§ **TASK OBJECTIVE**
Locate each line with the string "installer" in the listing below and copy it.

§ **THE DATA**
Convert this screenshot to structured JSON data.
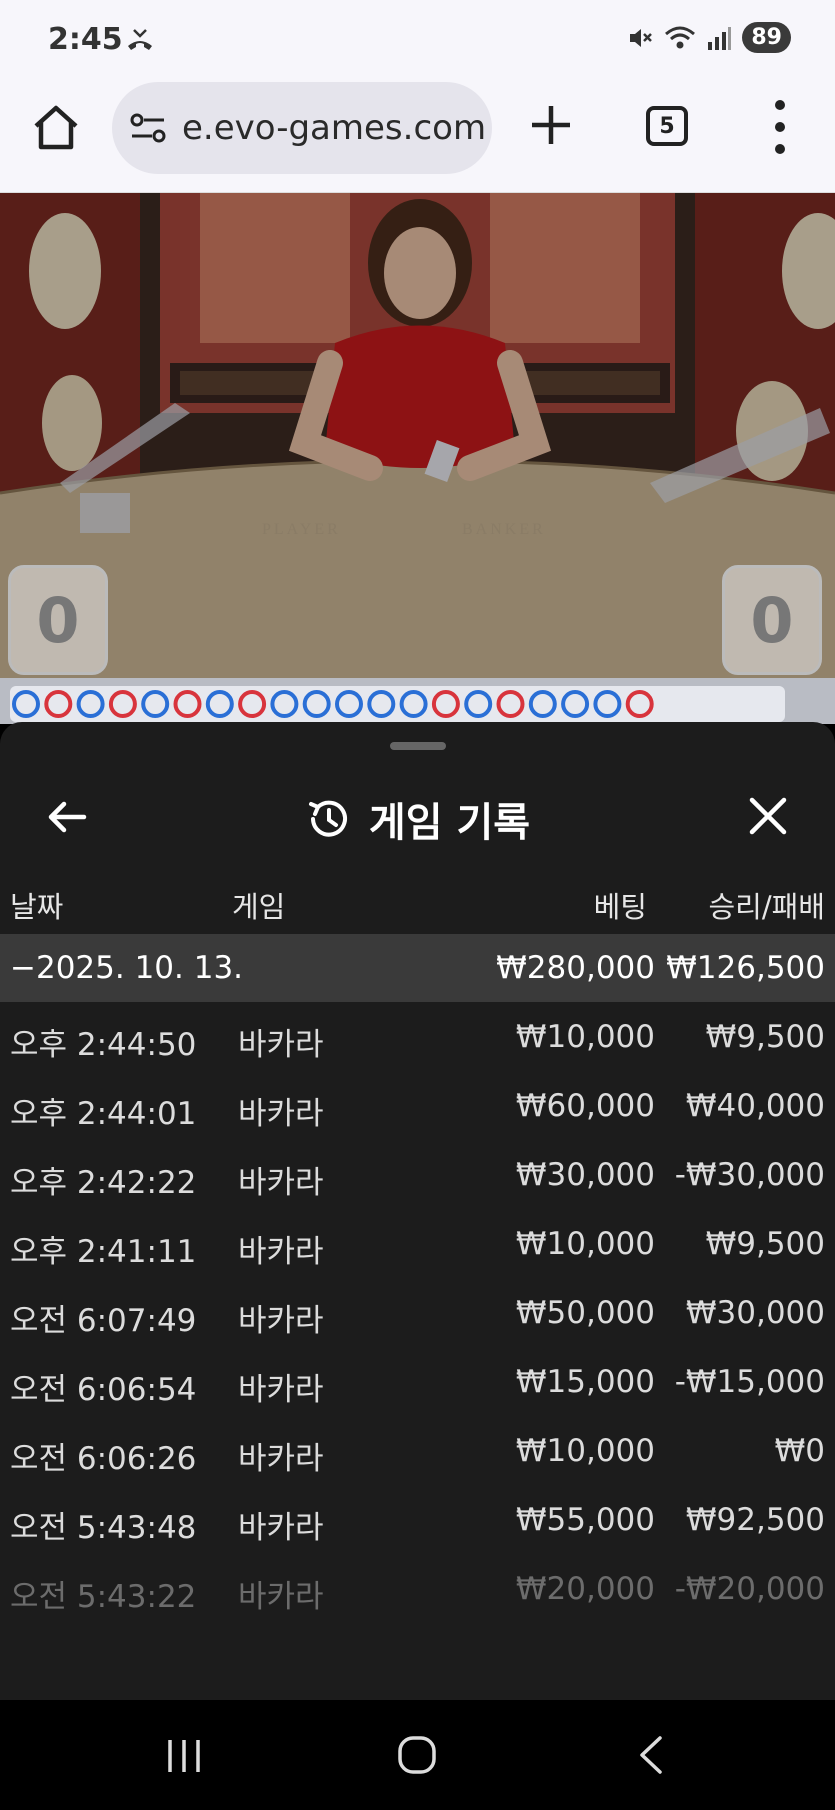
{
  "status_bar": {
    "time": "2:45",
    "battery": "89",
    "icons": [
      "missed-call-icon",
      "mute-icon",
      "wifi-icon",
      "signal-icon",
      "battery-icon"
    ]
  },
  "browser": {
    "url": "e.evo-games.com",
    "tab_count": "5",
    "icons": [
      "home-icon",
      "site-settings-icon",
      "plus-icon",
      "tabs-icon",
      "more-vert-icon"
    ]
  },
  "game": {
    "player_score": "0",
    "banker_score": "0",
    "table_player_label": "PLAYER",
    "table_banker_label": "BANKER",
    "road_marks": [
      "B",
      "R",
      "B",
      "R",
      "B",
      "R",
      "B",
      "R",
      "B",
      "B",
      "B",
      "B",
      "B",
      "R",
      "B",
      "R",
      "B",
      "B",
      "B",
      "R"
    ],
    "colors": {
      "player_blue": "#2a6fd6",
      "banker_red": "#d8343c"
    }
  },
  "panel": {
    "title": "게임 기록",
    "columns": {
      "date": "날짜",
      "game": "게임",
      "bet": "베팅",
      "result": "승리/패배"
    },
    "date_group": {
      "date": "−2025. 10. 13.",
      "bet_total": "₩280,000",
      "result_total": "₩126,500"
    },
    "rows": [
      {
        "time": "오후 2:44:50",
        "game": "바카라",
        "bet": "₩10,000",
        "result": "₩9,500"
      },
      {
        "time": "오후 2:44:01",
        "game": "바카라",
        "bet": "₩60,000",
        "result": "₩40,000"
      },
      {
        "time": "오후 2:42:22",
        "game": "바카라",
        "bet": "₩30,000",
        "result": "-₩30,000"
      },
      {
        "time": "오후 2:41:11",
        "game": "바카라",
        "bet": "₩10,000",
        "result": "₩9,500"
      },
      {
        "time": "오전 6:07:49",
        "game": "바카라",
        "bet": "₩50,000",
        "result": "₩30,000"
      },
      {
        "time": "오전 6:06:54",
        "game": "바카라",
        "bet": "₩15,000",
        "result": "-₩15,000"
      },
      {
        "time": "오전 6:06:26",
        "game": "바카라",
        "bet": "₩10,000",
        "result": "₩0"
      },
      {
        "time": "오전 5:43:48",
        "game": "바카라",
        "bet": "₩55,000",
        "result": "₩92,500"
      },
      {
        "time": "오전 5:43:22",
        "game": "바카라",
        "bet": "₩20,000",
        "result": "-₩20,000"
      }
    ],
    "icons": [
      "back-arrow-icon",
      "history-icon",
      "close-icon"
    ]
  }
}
* * *
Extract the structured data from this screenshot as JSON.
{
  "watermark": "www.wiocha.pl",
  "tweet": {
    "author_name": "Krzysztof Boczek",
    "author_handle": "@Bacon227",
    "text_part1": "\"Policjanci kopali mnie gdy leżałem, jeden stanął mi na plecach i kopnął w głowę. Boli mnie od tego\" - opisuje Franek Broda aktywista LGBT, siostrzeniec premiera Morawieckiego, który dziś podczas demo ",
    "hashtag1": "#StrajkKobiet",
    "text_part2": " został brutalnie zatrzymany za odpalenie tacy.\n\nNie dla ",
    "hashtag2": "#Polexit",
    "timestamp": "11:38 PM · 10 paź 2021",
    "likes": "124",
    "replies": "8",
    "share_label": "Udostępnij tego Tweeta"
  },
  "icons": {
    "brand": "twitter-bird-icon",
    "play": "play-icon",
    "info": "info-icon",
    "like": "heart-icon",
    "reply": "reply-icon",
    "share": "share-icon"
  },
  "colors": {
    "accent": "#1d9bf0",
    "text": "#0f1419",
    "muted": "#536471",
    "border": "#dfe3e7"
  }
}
--
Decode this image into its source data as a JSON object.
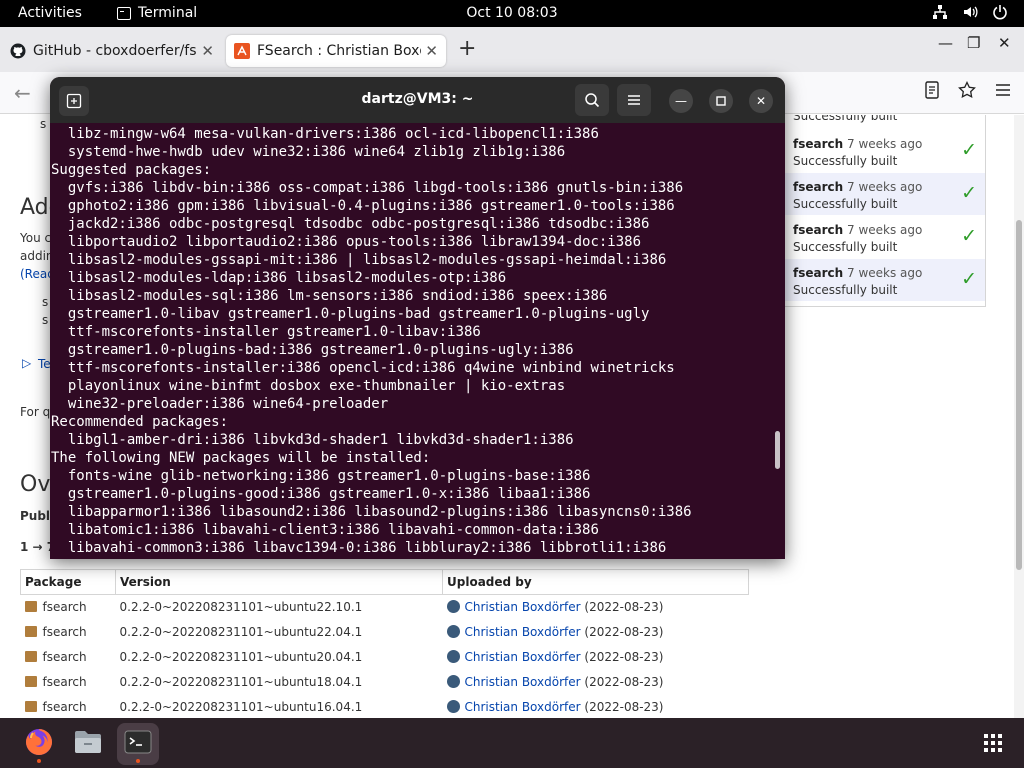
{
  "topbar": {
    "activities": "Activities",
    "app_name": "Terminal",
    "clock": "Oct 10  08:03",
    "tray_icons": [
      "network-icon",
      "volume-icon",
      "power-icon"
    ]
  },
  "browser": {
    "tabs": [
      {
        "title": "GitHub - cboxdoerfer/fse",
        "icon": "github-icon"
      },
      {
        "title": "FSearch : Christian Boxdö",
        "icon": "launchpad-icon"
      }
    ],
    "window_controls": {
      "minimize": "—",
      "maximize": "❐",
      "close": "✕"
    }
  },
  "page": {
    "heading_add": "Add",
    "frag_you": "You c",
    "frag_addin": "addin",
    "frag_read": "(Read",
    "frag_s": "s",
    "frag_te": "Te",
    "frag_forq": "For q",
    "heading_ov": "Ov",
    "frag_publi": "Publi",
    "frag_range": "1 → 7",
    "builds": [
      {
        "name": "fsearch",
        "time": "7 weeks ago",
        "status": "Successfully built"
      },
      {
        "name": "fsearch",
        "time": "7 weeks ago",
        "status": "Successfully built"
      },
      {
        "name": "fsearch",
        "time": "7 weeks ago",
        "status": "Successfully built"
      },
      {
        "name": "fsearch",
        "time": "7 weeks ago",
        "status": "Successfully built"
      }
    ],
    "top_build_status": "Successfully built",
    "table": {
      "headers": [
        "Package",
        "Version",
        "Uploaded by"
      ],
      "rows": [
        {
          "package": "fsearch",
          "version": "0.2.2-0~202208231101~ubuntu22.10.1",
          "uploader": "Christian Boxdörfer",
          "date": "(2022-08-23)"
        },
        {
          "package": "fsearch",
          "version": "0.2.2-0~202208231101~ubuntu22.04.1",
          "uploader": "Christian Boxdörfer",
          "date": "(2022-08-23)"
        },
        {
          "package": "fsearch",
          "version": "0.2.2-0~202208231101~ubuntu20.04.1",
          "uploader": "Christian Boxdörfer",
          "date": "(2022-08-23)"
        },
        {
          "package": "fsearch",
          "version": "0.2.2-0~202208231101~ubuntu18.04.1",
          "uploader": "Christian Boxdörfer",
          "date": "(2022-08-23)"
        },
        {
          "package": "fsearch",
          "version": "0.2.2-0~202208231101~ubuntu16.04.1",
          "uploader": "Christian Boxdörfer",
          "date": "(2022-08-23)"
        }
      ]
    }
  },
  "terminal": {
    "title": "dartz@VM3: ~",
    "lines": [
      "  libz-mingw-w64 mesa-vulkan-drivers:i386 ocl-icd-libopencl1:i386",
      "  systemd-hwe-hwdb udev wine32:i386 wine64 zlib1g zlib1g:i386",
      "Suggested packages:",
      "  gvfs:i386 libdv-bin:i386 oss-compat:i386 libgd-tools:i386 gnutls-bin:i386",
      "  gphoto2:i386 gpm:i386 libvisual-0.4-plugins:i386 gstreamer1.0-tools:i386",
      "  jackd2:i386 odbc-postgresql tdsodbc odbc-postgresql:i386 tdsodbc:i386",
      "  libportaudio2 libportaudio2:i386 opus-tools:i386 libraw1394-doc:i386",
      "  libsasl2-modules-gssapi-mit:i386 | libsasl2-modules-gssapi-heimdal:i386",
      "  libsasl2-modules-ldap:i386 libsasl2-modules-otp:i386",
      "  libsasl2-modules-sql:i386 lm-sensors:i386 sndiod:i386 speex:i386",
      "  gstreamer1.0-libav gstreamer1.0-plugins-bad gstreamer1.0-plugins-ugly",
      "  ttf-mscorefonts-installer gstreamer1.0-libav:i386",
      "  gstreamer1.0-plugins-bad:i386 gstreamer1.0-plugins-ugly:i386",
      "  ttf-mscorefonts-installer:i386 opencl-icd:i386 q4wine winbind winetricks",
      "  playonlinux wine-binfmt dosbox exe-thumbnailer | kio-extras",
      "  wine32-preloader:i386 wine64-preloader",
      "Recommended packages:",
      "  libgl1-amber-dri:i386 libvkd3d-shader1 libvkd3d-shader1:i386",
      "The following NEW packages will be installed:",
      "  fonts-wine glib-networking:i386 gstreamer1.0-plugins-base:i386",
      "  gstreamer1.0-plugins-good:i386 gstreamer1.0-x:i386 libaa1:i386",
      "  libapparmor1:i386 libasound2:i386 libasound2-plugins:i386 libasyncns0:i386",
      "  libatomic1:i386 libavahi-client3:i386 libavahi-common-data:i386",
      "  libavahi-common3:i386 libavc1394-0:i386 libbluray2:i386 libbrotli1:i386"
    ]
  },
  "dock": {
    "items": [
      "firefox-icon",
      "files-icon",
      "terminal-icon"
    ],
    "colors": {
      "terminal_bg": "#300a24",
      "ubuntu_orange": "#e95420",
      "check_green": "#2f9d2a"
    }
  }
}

§ **ANSWER TO THE TASK**
      "  ttf-mscorefonts-installer gstreamer1.0-libav:i386",
      "  ttf-mscorefonts-installer:i386 opencl-icd:i386 q4wine winbind winetricks",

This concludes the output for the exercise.